§ SET PROBLEM: Look through the records below, and copy out every line that holds the string "Load".

Chart and figure data:
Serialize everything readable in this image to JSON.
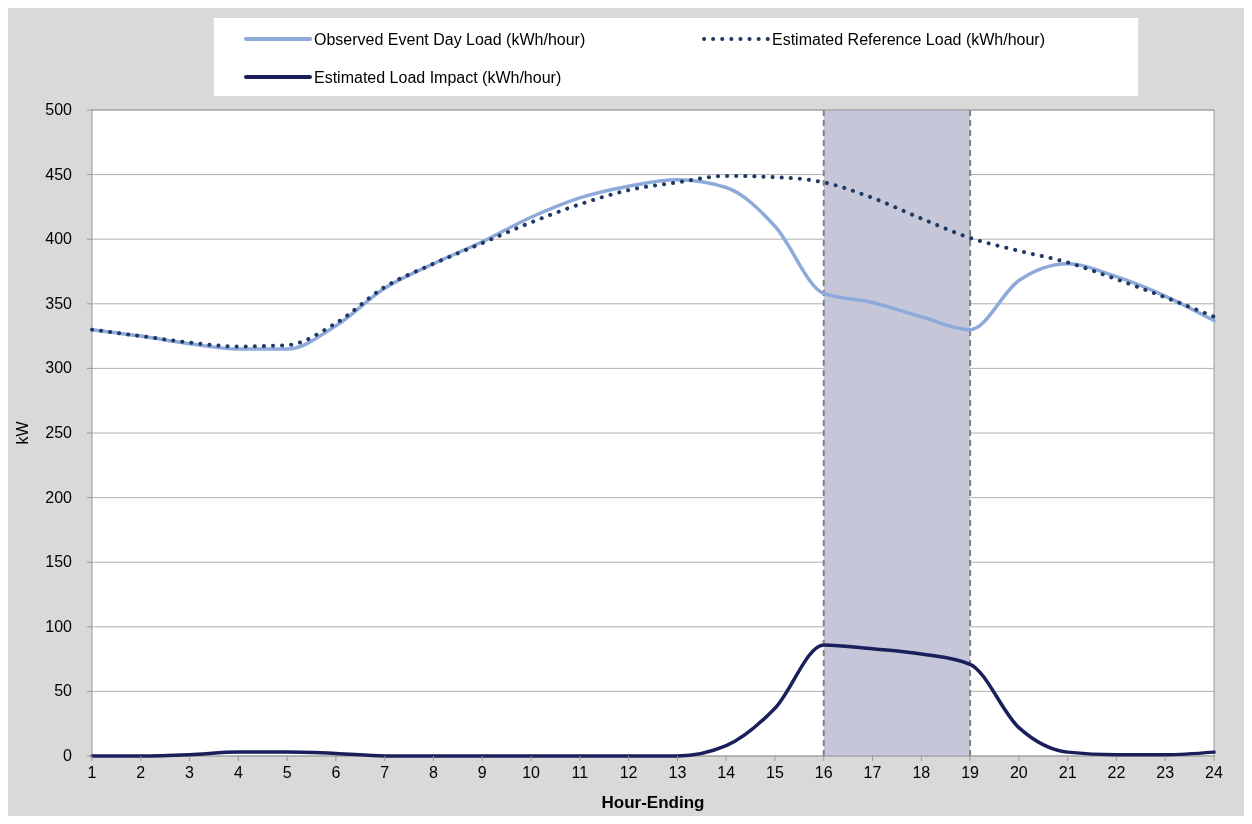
{
  "chart_data": {
    "type": "line",
    "xlabel": "Hour-Ending",
    "ylabel": "kW",
    "x": [
      1,
      2,
      3,
      4,
      5,
      6,
      7,
      8,
      9,
      10,
      11,
      12,
      13,
      14,
      15,
      16,
      17,
      18,
      19,
      20,
      21,
      22,
      23,
      24
    ],
    "xlim": [
      1,
      24
    ],
    "xticks": [
      1,
      2,
      3,
      4,
      5,
      6,
      7,
      8,
      9,
      10,
      11,
      12,
      13,
      14,
      15,
      16,
      17,
      18,
      19,
      20,
      21,
      22,
      23,
      24
    ],
    "ylim": [
      0,
      500
    ],
    "yticks": [
      0,
      50,
      100,
      150,
      200,
      250,
      300,
      350,
      400,
      450,
      500
    ],
    "grid": "y",
    "legend": "top",
    "bands": [
      {
        "axis": "x",
        "from": 16,
        "to": 19,
        "color": "#c5c7d9"
      }
    ],
    "ref_lines": [
      {
        "axis": "x",
        "value": 16,
        "color": "#808080",
        "line_style": "dashed"
      },
      {
        "axis": "x",
        "value": 19,
        "color": "#808080",
        "line_style": "dashed"
      }
    ],
    "series": [
      {
        "name": "Observed Event Day Load (kWh/hour)",
        "color": "#8eaadb",
        "line_style": "solid",
        "values": [
          330,
          325,
          319,
          315,
          315,
          333,
          362,
          381,
          398,
          417,
          432,
          441,
          446,
          440,
          410,
          358,
          351,
          340,
          330,
          368,
          381,
          371,
          356,
          337
        ]
      },
      {
        "name": "Estimated Reference Load (kWh/hour)",
        "color": "#1f3864",
        "line_style": "dotted",
        "values": [
          330,
          325,
          320,
          317,
          318,
          335,
          363,
          381,
          397,
          413,
          427,
          438,
          444,
          449,
          448,
          444,
          432,
          416,
          401,
          391,
          382,
          369,
          355,
          340
        ]
      },
      {
        "name": "Estimated Load Impact (kWh/hour)",
        "color": "#1a1f5c",
        "line_style": "solid",
        "values": [
          0,
          0,
          1,
          3,
          3,
          2,
          0,
          0,
          0,
          0,
          0,
          0,
          0,
          8,
          37,
          86,
          83,
          79,
          71,
          22,
          3,
          1,
          1,
          3
        ]
      }
    ]
  }
}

§ COMPLETE ANSWER:
        "name": "Observed Event Day Load (kWh/hour)",
        "name": "Estimated Reference Load (kWh/hour)",
        "name": "Estimated Load Impact (kWh/hour)",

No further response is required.